## [Lista de tarefas]
1. Transcreva do excerto o trecho que começa nas palavras "Conversámos muito sobre" e termina depois de "Faz. Faz toda a diferença.".
2. Com base no excerto, responda:
(a) Que países estão envolvidos no projeto GREEN?
(b) Entre que datas decorreu a primeira deslocação do projeto?
(c) A que horas saíam todos os dias os colegas catalães?

## [Excerto para leitura]
####################
Em pleno terceiro período e a aproximadamente duas a três semanas do final deste ano letivo, assistimos nas escolas aos mesmos problemas de sempre (a precariedade na carreira, o envelhecimento, as condições de trabalho) a que se juntam outros muito graves como a falta de professores e o cansaço generalizado, embora continuemos todos a empurrar o barco da ilusão de forma a fazê-lo chegar ao cais. Deixo como exemplo desta perseverança docente o relato da professora Dora Pita Neves – professora, esposa, mãe, filha que, entre os seus muitos papéis, acompanhou os seus alunos para fora de Portugal num dos muitos projetos extracurriculares que acontecem nas nossas escolas e que tanto exigem de quem neles participa por toda a responsabilidade que implicam:
De 30 de abril a 6 de maio tive uma das minhas melhores experiências como professora, a primeira deslocação através do projeto GREEN, um projeto ERASMUS +, que envolve escolas de cinco países, Portugal, Espanha, Alemanha, Grécia e Irlanda. Na preparação dessa deslocação fizemos várias reuniões online e em todas elas tive a mesma sensação. Eu chegava sempre a correr para estar a horas. As reuniões eram às 7 CET, o que para nós significa 6 da tarde e a essa hora eu ainda não estava em casa. Logo, eu estava sempre a chegar. O mesmo não se passava do outro lado. Já estavam todos em casa e alguns há algum tempo. Alguns até já tinham começado a fazer o jantar e outros já se tinham debruçado bem sobre vários assuntos. Pensei sempre que naquele dia da semana eu era a que chegava mais tarde. Acontece que, só na deslocação a Barcelona, percebi que afinal os colegas catalães saiam todos os dias às 14 horas. E as colegas gregas também. E as irlandesas dependia dos dias e os alemães, em média, sempre antes das 17h, em casa. E pensei. O que se passa nas escolas em Portugal? Em que não pensa o nosso ME quando emana diretrizes avulso para as escolas?
Conversámos muito sobre isso. Para as gregas era impossível perceberem. Mas como é possível? Comparámos número de disciplinas. Comparámos carga horária das disciplinas, por ano, por ciclo. E sim há diferenças. Diferenças que permitem que na Grécia e em Espanha, pelo menos em algumas escolas, pais e professores consigam chegar mais cedo a casa do que noutros países. Faz diferença? Faz. Faz toda a diferença.
Sim, faz toda a diferença. Já há muito que é tempo de ser tempo de fazer a diferença para os professores!
####################
## [Entradas fornecidas]

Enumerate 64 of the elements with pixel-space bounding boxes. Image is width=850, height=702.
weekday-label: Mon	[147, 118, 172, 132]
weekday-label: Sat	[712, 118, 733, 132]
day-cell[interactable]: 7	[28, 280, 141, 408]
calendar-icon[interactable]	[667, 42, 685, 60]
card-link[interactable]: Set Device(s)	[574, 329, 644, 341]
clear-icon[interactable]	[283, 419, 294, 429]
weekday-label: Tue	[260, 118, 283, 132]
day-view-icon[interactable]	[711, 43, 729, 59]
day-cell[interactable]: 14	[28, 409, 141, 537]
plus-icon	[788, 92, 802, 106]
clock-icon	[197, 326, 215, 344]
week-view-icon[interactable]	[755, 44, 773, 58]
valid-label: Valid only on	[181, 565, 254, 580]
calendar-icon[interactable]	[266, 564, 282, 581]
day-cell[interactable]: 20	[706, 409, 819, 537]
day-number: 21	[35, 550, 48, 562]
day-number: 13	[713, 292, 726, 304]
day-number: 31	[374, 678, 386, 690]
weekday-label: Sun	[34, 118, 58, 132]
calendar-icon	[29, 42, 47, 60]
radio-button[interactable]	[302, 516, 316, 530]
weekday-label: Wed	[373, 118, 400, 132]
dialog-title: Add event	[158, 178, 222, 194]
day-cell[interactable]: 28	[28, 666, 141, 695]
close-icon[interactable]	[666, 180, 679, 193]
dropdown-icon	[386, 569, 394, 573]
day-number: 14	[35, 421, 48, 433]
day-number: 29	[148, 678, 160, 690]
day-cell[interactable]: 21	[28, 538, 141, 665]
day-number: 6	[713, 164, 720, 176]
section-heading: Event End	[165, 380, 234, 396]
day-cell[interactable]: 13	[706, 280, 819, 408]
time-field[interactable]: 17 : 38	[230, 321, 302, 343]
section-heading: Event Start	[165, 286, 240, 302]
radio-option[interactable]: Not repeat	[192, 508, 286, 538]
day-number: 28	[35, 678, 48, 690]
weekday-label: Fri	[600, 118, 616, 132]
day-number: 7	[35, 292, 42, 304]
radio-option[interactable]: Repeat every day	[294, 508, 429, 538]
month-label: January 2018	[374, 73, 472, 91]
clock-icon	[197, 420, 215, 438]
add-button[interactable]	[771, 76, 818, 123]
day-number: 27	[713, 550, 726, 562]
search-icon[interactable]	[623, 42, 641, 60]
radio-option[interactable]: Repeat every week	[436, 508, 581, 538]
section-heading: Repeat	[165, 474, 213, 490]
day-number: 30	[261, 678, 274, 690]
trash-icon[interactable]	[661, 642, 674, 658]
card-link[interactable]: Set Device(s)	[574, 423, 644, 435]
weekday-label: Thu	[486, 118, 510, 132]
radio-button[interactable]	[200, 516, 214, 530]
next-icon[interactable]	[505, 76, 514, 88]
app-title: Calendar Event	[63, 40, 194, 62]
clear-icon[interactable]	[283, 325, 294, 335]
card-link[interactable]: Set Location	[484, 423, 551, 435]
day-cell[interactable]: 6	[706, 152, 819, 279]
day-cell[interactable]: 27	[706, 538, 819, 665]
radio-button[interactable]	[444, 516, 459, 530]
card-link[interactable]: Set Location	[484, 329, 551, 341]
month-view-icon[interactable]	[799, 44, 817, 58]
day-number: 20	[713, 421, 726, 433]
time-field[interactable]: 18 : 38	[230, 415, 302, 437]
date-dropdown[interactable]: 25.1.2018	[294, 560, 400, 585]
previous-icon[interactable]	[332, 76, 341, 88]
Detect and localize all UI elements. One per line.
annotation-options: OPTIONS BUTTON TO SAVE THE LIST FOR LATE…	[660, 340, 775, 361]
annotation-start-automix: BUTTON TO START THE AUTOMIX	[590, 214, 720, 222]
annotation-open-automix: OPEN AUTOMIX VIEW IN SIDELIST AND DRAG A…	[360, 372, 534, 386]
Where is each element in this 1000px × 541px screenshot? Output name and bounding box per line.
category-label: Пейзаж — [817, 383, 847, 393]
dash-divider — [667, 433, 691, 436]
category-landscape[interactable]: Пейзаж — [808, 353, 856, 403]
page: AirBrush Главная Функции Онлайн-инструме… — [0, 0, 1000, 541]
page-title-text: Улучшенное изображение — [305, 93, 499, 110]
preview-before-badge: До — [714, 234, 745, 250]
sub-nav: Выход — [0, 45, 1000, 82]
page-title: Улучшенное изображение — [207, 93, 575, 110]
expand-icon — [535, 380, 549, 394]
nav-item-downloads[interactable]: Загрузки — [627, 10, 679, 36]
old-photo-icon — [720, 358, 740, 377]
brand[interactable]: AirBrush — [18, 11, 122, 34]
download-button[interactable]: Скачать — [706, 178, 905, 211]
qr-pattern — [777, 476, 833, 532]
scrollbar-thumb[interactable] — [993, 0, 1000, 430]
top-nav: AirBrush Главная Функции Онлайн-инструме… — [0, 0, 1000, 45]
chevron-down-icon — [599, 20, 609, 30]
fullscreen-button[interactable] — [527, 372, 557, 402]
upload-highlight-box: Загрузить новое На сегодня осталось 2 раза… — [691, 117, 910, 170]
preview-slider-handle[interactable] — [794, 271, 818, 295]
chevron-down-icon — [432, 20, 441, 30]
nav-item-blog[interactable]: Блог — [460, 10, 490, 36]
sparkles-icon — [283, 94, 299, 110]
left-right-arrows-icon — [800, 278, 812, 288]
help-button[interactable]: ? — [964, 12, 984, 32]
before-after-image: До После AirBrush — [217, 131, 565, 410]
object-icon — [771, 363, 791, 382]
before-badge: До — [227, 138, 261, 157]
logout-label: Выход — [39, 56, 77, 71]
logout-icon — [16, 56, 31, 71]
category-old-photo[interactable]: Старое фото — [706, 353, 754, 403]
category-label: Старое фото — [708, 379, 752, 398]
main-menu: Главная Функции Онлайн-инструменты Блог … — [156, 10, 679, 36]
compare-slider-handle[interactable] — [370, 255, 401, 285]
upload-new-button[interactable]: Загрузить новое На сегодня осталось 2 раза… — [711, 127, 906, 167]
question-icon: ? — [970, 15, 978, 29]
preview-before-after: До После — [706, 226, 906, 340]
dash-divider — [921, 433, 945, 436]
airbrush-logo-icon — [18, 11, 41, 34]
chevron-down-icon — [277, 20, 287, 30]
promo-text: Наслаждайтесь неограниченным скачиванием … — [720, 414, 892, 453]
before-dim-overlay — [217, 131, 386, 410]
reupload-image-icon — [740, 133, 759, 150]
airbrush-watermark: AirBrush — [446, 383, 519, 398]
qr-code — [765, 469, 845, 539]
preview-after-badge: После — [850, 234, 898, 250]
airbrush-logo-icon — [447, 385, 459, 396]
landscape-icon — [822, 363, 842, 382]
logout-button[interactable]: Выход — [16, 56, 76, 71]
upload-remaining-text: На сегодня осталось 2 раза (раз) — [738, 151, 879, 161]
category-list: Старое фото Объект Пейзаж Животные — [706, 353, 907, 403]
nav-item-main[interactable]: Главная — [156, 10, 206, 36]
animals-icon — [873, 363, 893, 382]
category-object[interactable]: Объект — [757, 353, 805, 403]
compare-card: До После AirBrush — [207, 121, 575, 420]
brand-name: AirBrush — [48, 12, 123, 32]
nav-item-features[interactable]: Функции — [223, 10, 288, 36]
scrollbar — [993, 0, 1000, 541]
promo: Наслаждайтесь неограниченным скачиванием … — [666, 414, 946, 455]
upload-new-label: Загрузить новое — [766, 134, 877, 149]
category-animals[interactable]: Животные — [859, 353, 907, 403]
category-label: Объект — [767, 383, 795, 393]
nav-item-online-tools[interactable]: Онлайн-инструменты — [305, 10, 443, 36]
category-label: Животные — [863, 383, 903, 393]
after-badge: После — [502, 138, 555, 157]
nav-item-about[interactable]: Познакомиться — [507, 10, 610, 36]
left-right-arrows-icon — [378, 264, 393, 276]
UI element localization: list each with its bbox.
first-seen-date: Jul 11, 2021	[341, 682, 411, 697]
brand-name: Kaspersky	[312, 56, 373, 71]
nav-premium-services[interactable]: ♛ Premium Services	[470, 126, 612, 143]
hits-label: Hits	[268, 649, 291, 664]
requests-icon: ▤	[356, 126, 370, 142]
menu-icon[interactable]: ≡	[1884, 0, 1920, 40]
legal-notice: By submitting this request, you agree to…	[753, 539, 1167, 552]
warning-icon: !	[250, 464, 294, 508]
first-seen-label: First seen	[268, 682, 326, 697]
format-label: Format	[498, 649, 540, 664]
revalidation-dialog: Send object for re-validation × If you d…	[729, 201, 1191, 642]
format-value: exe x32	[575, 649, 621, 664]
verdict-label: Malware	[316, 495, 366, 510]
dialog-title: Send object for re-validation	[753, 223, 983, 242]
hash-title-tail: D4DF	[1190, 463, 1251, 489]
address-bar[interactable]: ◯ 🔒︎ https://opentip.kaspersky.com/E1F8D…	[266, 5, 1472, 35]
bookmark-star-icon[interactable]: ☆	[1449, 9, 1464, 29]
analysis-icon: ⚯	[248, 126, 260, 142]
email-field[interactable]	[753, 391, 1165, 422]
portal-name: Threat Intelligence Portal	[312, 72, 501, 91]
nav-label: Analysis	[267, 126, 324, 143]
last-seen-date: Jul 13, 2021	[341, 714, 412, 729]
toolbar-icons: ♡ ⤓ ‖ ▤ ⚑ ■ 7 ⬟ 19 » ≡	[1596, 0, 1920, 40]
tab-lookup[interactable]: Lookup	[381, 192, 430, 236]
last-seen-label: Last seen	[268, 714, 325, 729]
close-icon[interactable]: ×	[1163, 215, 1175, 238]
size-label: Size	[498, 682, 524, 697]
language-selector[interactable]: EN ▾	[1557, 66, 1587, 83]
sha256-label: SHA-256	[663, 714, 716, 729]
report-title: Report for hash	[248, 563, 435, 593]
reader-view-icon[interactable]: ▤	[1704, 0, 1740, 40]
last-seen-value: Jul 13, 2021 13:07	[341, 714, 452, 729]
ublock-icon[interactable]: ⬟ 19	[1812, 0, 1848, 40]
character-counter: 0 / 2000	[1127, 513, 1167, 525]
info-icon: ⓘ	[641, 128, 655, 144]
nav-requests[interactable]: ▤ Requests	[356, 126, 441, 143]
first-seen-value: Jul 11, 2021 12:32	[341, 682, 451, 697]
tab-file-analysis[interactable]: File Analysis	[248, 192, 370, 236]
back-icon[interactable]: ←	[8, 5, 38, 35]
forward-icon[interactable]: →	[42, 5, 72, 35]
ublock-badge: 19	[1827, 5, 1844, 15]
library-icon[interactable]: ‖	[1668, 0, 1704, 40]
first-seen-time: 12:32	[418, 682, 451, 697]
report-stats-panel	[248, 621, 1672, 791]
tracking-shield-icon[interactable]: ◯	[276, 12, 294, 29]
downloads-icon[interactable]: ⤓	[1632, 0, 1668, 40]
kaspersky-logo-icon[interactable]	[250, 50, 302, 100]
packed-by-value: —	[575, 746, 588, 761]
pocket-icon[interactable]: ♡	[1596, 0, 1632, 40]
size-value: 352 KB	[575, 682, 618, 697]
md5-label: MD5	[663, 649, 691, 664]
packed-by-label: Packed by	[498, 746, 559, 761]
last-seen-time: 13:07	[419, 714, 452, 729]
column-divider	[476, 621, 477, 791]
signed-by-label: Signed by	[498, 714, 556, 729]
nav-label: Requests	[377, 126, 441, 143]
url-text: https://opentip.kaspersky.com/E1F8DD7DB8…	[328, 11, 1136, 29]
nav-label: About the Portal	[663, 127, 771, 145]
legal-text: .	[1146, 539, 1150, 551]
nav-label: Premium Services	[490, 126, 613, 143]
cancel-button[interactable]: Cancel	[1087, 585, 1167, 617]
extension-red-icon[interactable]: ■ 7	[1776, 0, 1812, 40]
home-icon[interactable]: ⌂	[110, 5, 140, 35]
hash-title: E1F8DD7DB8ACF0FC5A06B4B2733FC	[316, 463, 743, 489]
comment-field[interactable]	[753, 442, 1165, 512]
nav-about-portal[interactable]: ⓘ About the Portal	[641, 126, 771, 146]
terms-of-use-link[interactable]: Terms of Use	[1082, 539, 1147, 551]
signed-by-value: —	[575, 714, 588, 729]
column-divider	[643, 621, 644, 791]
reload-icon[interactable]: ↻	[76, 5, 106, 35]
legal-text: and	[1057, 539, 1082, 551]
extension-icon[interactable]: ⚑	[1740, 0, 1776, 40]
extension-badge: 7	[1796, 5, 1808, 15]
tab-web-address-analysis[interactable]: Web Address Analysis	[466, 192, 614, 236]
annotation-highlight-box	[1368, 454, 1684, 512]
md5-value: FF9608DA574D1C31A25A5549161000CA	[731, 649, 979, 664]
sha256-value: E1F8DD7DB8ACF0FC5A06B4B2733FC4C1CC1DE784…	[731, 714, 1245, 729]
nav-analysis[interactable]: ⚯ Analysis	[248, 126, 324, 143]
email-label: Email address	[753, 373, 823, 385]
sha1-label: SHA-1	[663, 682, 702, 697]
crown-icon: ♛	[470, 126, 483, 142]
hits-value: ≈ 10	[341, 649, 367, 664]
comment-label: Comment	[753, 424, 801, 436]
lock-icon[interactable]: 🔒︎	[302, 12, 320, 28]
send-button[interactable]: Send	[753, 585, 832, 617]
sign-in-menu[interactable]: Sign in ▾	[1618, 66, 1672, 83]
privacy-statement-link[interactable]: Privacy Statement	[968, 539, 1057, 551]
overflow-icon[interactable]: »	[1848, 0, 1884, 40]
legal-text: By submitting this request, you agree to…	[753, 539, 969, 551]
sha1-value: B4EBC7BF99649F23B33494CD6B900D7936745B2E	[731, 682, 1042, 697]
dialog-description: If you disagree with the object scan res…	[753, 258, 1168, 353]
####################
## [Resultados do exercício]
1.
Conversámos muito sobre isso. Para as gregas era impossível perceberem. Mas como é possível? Comparámos número de disciplinas. Comparámos carga horária das disciplinas, por ano, por ciclo. E sim há diferenças. Diferenças que permitem que na Grécia e em Espanha, pelo menos em algumas escolas, pais e professores consigam chegar mais cedo a casa do que noutros países. Faz diferença? Faz. Faz toda a diferença.

2.
(a) Portugal, Espanha, Alemanha, Grécia e Irlanda.
(b) De 30 de abril a 6 de maio.
(c) Às 14 horas.